MATERIAL
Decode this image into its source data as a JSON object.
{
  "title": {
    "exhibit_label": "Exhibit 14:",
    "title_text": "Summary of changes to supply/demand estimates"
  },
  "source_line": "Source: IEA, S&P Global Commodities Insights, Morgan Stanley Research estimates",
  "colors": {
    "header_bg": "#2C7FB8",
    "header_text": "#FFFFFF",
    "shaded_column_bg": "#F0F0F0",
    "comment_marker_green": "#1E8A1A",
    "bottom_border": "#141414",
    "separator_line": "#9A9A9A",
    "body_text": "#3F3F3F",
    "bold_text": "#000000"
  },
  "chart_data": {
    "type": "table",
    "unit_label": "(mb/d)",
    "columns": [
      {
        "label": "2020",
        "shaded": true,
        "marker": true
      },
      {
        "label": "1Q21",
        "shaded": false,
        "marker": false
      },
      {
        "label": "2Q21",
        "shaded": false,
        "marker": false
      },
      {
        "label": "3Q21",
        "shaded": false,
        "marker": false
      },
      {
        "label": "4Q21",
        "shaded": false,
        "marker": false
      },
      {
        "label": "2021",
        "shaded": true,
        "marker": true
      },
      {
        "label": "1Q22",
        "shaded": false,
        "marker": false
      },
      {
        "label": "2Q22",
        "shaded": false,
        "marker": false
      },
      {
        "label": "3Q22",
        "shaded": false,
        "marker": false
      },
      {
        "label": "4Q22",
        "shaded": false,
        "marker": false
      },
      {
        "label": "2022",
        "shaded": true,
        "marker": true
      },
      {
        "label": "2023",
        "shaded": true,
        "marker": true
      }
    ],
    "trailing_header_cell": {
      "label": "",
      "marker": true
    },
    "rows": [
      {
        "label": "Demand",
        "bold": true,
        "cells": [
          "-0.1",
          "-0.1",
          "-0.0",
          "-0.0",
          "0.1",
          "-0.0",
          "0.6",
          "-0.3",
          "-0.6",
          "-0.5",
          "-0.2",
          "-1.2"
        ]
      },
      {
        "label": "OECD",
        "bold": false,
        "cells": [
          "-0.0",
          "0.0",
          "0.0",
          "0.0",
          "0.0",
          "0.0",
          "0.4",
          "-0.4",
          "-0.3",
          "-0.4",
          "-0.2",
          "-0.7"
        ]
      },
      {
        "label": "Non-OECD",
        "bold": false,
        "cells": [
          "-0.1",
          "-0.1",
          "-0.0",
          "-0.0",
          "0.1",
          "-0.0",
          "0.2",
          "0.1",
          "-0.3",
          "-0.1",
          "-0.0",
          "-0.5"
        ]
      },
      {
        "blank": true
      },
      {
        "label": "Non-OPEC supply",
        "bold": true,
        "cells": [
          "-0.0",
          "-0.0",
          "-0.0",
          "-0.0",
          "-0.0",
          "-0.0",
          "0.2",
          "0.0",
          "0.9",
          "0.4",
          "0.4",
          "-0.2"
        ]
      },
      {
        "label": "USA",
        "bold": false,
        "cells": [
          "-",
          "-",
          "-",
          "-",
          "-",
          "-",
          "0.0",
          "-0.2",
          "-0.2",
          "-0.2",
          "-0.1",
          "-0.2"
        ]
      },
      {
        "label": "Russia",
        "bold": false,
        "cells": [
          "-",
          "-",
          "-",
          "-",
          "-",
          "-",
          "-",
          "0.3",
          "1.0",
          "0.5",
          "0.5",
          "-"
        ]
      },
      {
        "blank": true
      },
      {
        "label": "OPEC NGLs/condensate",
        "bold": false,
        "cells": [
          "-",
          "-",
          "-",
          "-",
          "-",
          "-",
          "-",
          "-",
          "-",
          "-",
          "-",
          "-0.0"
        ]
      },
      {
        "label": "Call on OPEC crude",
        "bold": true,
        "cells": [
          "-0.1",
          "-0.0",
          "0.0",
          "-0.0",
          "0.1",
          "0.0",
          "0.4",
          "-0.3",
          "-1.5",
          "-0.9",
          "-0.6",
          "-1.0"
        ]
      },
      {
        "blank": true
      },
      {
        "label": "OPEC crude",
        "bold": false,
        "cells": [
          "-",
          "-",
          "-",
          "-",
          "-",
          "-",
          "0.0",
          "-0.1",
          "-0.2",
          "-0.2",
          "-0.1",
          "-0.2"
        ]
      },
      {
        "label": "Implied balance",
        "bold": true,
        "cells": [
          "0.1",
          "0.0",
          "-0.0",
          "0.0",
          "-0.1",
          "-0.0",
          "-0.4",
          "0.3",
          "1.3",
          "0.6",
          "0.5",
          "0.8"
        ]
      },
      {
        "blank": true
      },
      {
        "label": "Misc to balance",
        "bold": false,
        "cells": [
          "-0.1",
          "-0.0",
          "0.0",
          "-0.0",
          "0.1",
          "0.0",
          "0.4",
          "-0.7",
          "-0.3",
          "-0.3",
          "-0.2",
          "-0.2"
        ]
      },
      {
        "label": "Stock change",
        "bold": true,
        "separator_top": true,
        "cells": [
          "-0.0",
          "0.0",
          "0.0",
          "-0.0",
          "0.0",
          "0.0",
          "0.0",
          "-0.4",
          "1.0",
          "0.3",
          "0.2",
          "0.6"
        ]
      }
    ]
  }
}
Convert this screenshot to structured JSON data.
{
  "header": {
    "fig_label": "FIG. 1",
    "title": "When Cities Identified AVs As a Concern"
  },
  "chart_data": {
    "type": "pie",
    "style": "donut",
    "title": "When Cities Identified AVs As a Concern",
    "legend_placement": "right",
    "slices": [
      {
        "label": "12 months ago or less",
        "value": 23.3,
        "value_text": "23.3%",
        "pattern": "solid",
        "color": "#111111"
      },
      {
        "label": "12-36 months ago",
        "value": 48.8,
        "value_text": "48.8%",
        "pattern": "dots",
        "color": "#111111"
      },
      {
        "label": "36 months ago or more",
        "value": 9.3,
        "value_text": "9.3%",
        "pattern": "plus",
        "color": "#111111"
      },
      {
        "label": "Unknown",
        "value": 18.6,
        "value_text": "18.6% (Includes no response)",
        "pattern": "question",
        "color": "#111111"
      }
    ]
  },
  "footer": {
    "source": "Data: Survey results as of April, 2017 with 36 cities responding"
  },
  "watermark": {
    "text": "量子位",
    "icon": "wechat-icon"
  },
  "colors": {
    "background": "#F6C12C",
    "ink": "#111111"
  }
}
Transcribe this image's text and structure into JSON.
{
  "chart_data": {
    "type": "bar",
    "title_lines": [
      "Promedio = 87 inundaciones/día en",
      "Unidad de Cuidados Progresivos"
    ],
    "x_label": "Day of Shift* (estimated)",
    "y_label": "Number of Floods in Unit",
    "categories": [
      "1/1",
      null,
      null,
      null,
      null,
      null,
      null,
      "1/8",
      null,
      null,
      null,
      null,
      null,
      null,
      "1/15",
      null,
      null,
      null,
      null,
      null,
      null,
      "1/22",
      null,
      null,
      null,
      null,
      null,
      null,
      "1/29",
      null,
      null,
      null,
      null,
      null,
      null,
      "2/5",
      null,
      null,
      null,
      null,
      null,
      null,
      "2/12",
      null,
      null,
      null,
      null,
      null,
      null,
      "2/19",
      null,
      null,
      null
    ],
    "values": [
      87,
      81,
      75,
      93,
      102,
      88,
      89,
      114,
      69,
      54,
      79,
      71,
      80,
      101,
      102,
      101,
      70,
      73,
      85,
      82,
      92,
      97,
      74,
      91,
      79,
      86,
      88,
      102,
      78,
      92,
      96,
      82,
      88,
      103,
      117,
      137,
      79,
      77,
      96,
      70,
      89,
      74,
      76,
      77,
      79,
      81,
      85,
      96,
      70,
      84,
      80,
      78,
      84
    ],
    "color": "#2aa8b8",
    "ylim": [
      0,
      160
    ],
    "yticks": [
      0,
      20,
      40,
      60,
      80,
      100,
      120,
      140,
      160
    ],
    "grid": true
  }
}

PROBLEM STATEMENT
Lines of the material that contain the word "OPEC" are to be gathered.

EXERCISE OUTPUT
        "label": "Non-OPEC supply",
        "label": "OPEC NGLs/condensate",
        "label": "Call on OPEC crude",
        "label": "OPEC crude",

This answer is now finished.